The answer should be a single number: how many lines of the entries below hold the word "text".

========================================================================

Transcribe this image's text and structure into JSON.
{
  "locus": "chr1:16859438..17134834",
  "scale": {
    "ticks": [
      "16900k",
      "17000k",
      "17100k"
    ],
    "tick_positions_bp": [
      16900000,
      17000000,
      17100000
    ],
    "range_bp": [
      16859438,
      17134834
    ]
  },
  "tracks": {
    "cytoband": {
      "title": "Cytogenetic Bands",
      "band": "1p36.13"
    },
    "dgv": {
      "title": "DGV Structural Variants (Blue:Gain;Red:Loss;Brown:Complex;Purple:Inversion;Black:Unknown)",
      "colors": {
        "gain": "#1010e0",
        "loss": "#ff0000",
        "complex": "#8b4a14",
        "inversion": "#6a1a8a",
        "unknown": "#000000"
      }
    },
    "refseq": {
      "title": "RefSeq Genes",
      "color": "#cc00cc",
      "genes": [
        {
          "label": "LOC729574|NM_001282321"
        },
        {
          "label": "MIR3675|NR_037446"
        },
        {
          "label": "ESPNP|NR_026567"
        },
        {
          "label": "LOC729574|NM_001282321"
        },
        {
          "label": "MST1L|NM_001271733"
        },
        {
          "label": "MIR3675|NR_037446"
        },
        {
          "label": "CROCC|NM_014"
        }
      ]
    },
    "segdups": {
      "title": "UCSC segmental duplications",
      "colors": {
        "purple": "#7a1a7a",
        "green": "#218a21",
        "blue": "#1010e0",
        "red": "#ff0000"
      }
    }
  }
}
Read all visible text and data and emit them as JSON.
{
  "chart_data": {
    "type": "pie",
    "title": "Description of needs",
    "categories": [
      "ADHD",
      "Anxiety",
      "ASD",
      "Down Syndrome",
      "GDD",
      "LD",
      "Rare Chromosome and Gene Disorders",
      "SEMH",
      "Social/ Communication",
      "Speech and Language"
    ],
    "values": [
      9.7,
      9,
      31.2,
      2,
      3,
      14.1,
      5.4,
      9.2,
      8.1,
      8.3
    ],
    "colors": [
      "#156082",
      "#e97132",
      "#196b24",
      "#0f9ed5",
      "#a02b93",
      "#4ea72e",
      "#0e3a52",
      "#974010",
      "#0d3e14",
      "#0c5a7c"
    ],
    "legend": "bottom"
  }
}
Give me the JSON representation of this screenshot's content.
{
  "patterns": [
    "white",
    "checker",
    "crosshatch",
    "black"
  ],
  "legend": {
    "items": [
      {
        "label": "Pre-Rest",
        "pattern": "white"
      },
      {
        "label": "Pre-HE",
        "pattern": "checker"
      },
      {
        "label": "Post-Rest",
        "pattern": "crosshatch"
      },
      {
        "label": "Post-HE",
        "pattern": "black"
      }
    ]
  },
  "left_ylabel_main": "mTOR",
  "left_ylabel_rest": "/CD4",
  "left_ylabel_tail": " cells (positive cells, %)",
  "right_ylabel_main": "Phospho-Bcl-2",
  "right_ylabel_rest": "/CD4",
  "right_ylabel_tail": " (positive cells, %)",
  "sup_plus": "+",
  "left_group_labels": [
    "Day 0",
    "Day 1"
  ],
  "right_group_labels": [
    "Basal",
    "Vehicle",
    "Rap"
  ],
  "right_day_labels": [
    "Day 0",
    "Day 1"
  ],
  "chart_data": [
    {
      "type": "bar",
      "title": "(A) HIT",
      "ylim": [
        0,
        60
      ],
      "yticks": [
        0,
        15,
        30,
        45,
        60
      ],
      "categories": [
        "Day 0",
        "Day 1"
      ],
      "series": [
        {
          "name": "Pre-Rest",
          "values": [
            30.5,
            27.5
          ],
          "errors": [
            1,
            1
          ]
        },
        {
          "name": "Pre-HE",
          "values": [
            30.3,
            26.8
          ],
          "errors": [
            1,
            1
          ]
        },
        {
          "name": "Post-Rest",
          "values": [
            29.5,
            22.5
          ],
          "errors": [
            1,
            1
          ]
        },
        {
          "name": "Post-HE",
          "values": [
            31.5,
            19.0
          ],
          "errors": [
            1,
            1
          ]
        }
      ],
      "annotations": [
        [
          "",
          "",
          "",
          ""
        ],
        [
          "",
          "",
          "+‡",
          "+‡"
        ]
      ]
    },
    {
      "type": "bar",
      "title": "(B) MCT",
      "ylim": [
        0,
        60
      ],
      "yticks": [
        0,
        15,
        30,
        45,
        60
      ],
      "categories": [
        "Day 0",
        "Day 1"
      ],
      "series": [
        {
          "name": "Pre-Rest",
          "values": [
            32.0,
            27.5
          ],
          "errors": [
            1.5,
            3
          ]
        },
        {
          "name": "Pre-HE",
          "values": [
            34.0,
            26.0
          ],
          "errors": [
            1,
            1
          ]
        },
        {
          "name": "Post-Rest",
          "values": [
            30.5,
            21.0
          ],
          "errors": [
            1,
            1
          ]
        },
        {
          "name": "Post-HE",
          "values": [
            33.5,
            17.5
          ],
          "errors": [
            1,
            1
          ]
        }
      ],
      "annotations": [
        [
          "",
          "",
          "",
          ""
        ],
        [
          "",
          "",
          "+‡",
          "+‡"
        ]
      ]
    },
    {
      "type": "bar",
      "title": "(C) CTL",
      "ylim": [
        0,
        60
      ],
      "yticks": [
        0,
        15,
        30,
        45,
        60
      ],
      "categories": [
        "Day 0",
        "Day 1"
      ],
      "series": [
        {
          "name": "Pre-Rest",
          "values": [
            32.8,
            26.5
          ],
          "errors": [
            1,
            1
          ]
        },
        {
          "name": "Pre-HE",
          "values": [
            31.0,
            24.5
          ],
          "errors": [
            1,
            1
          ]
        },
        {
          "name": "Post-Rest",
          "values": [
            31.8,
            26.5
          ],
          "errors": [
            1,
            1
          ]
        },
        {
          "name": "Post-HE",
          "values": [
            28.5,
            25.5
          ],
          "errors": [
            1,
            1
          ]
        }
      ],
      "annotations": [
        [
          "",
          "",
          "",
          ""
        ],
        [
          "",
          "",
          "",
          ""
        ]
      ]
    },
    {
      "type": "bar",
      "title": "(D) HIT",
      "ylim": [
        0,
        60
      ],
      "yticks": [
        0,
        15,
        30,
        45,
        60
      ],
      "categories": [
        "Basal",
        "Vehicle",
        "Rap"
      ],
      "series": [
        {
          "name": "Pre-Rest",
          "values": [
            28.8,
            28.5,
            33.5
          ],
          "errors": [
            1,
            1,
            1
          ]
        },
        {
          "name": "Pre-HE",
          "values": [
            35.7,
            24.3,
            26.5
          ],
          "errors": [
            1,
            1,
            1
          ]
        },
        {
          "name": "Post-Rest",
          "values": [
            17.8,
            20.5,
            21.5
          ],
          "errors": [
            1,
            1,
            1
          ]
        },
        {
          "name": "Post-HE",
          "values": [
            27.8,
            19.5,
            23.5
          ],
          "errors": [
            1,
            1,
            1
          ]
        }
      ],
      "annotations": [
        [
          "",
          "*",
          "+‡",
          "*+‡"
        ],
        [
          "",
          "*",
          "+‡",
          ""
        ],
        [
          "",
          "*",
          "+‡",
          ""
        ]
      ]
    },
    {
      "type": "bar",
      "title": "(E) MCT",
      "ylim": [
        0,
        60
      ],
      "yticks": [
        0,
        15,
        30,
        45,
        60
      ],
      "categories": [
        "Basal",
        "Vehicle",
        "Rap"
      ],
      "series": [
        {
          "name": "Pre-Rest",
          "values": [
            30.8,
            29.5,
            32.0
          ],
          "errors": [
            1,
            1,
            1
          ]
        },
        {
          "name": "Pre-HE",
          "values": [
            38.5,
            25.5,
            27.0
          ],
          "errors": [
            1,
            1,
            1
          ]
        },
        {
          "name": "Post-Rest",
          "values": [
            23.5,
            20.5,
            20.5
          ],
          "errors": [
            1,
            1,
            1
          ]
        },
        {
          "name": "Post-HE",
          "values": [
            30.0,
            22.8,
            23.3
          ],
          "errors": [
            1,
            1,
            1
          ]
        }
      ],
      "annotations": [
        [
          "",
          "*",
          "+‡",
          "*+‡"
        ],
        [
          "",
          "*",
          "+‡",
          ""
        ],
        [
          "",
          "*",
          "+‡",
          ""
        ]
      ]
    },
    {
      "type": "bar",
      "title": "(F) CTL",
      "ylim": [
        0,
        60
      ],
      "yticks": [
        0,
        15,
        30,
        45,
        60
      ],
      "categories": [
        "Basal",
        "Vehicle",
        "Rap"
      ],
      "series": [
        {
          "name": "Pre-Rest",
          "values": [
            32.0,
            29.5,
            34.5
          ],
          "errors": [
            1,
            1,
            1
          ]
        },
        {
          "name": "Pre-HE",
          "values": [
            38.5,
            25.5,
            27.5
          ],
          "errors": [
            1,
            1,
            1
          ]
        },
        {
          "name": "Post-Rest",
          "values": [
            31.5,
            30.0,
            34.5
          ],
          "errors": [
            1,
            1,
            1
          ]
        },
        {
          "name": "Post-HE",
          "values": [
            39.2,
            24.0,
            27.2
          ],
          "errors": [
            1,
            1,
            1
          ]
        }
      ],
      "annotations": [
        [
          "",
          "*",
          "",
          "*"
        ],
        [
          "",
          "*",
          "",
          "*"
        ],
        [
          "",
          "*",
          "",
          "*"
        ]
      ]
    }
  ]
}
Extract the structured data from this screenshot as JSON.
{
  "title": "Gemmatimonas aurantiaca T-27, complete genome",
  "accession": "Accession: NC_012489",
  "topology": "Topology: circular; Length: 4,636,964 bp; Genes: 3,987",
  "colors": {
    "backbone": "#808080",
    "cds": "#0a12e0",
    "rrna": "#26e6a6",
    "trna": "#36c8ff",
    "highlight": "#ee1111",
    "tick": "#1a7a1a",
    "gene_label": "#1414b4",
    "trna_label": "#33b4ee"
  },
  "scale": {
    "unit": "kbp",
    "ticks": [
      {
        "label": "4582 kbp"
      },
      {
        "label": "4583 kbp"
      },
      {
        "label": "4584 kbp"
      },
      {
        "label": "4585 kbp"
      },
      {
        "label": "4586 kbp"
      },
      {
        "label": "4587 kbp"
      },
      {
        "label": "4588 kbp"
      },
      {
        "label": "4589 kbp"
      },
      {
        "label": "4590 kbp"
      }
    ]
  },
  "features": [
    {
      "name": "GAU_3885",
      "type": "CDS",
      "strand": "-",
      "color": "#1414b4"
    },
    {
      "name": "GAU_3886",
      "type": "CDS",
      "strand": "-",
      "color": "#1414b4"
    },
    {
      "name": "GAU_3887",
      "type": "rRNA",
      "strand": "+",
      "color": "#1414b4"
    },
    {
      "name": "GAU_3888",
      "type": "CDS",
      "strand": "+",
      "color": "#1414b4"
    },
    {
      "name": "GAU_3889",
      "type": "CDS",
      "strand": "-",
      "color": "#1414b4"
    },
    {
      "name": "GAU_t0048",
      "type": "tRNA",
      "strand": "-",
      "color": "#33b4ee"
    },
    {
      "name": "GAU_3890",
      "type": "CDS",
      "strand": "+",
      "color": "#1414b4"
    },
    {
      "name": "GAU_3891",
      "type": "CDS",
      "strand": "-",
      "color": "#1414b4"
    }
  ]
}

========================================================================

Your solution
2